**Exercise objective:** Locate the string "Pauliteiros" in the listing below. Copy every line where it is found.

**Dataset records:**

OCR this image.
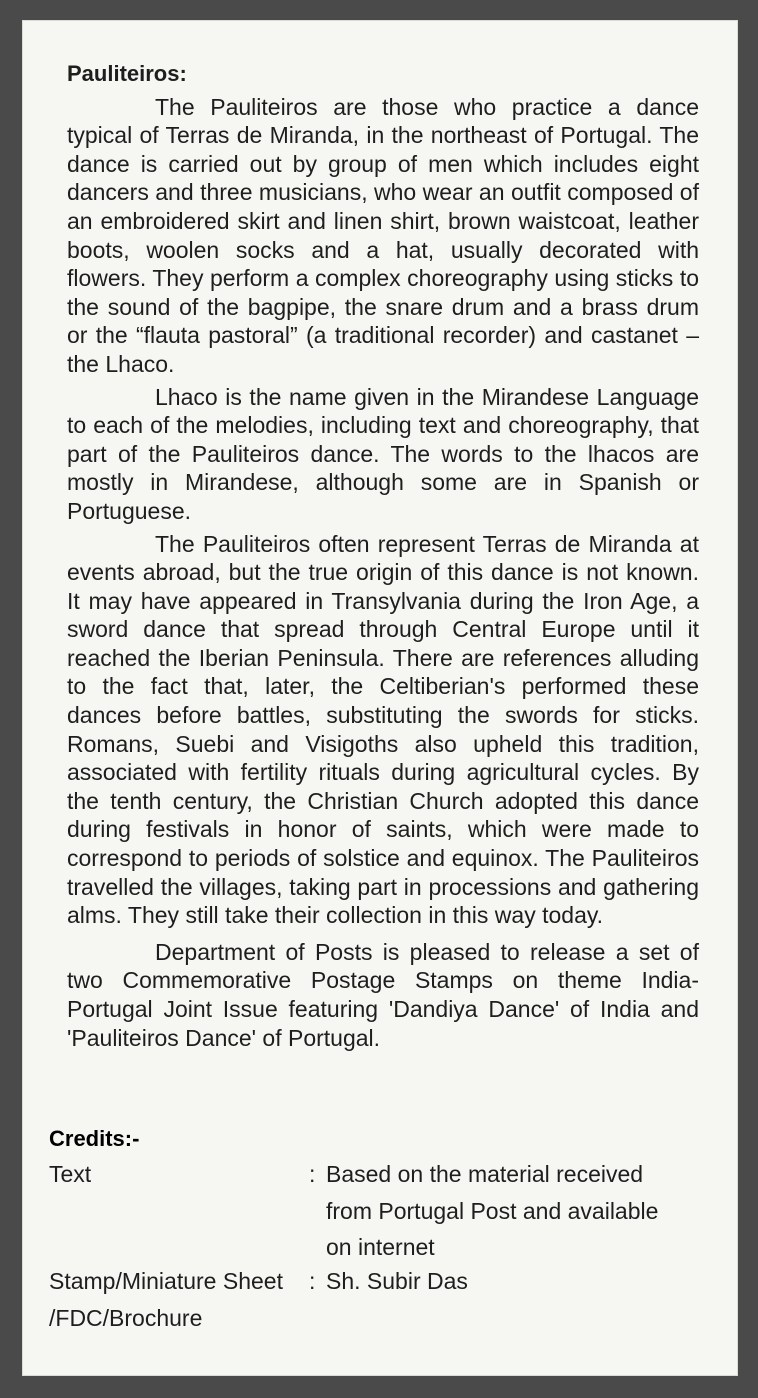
Pauliteiros:

The Pauliteiros are those who practice a dance typical of Terras de Miranda, in the northeast of Portugal. The dance is carried out by group of men which includes eight dancers and three musicians, who wear an outfit composed of an embroidered skirt and linen shirt, brown waistcoat, leather boots, woolen socks and a hat, usually decorated with flowers. They perform a complex choreography using sticks to the sound of the bagpipe, the snare drum and a brass drum or the “flauta pastoral” (a traditional recorder) and castanet – the Lhaco.

Lhaco is the name given in the Mirandese Language to each of the melodies, including text and choreography, that part of the Pauliteiros dance. The words to the lhacos are mostly in Mirandese, although some are in Spanish or Portuguese.

The Pauliteiros often represent Terras de Miranda at events abroad, but the true origin of this dance is not known. It may have appeared in Transylvania during the Iron Age, a sword dance that spread through Central Europe until it reached the Iberian Peninsula. There are references alluding to the fact that, later, the Celtiberian's performed these dances before battles, substituting the swords for sticks. Romans, Suebi and Visigoths also upheld this tradition, associated with fertility rituals during agricultural cycles. By the tenth century, the Christian Church adopted this dance during festivals in honor of saints, which were made to correspond to periods of solstice and equinox. The Pauliteiros travelled the villages, taking part in processions and gathering alms. They still take their collection in this way today.

Department of Posts is pleased to release a set of two Commemorative Postage Stamps on theme India-Portugal Joint Issue featuring 'Dandiya Dance' of India and 'Pauliteiros Dance' of Portugal.

Credits:-
Text	: Based on the material received from Portugal Post and available on internet
Stamp/Miniature Sheet /FDC/Brochure
: Sh. Subir Das
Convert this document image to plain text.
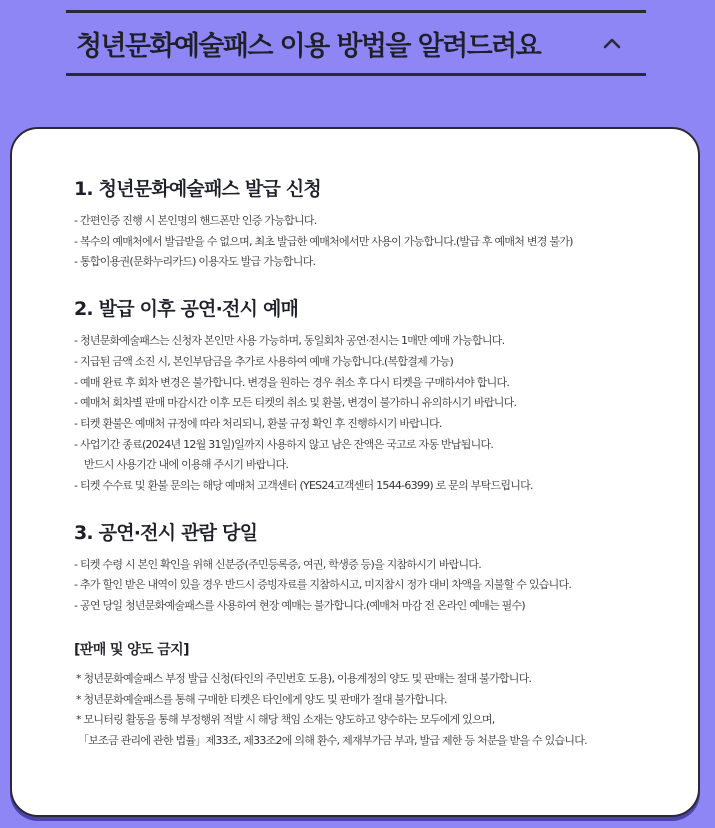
청년문화예술패스 이용 방법을 알려드려요
1. 청년문화예술패스 발급 신청
- 간편인증 진행 시 본인명의 핸드폰만 인증 가능합니다.
- 복수의 예매처에서 발급받을 수 없으며, 최초 발급한 예매처에서만 사용이 가능합니다.(발급 후 예매처 변경 불가)
- 통합이용권(문화누리카드) 이용자도 발급 가능합니다.
2. 발급 이후 공연·전시 예매
- 청년문화예술패스는 신청자 본인만 사용 가능하며, 동일회차 공연·전시는 1매만 예매 가능합니다.
- 지급된 금액 소진 시, 본인부담금을 추가로 사용하여 예매 가능합니다.(복합결제 가능)
- 예매 완료 후 회차 변경은 불가합니다. 변경을 원하는 경우 취소 후 다시 티켓을 구매하셔야 합니다.
- 예매처 회차별 판매 마감시간 이후 모든 티켓의 취소 및 환불, 변경이 불가하니 유의하시기 바랍니다.
- 티켓 환불은 예매처 규정에 따라 처리되니, 환불 규정 확인 후 진행하시기 바랍니다.
- 사업기간 종료(2024년 12월 31일)일까지 사용하지 않고 남은 잔액은 국고로 자동 반납됩니다.
반드시 사용기간 내에 이용해 주시기 바랍니다.
- 티켓 수수료 및 환불 문의는 해당 예매처 고객센터 (YES24고객센터 1544-6399) 로 문의 부탁드립니다.
3. 공연·전시 관람 당일
- 티켓 수령 시 본인 확인을 위해 신분증(주민등록증, 여권, 학생증 등)을 지참하시기 바랍니다.
- 추가 할인 받은 내역이 있을 경우 반드시 증빙자료를 지참하시고, 미지참시 정가 대비 차액을 지불할 수 있습니다.
- 공연 당일 청년문화예술패스를 사용하여 현장 예매는 불가합니다.(예매처 마감 전 온라인 예매는 필수)
[판매 및 양도 금지]
* 청년문화예술패스 부정 발급 신청(타인의 주민번호 도용), 이용계정의 양도 및 판매는 절대 불가합니다.
* 청년문화예술패스를 통해 구매한 티켓은 타인에게 양도 및 판매가 절대 불가합니다.
* 모니터링 활동을 통해 부정행위 적발 시 해당 책임 소재는 양도하고 양수하는 모두에게 있으며,
「보조금 관리에 관한 법률」제33조, 제33조2에 의해 환수, 제재부가금 부과, 발급 제한 등 처분을 받을 수 있습니다.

**Complete output:**
Pauliteiros:
The Pauliteiros are those who practice a dance typical of Terras de Miranda, in the northeast of Portugal. The dance is carried out by group of men which includes eight dancers and three musicians, who wear an outfit composed of an embroidered skirt and linen shirt, brown waistcoat, leather boots, woolen socks and a hat, usually decorated with flowers. They perform a complex choreography using sticks to the sound of the bagpipe, the snare drum and a brass drum or the “flauta pastoral” (a traditional recorder) and castanet – the Lhaco.
Lhaco is the name given in the Mirandese Language to each of the melodies, including text and choreography, that part of the Pauliteiros dance. The words to the lhacos are mostly in Mirandese, although some are in Spanish or Portuguese.
The Pauliteiros often represent Terras de Miranda at events abroad, but the true origin of this dance is not known. It may have appeared in Transylvania during the Iron Age, a sword dance that spread through Central Europe until it reached the Iberian Peninsula. There are references alluding to the fact that, later, the Celtiberian's performed these dances before battles, substituting the swords for sticks. Romans, Suebi and Visigoths also upheld this tradition, associated with fertility rituals during agricultural cycles. By the tenth century, the Christian Church adopted this dance during festivals in honor of saints, which were made to correspond to periods of solstice and equinox. The Pauliteiros travelled the villages, taking part in processions and gathering alms. They still take their collection in this way today.
Department of Posts is pleased to release a set of two Commemorative Postage Stamps on theme India-Portugal Joint Issue featuring 'Dandiya Dance' of India and 'Pauliteiros Dance' of Portugal.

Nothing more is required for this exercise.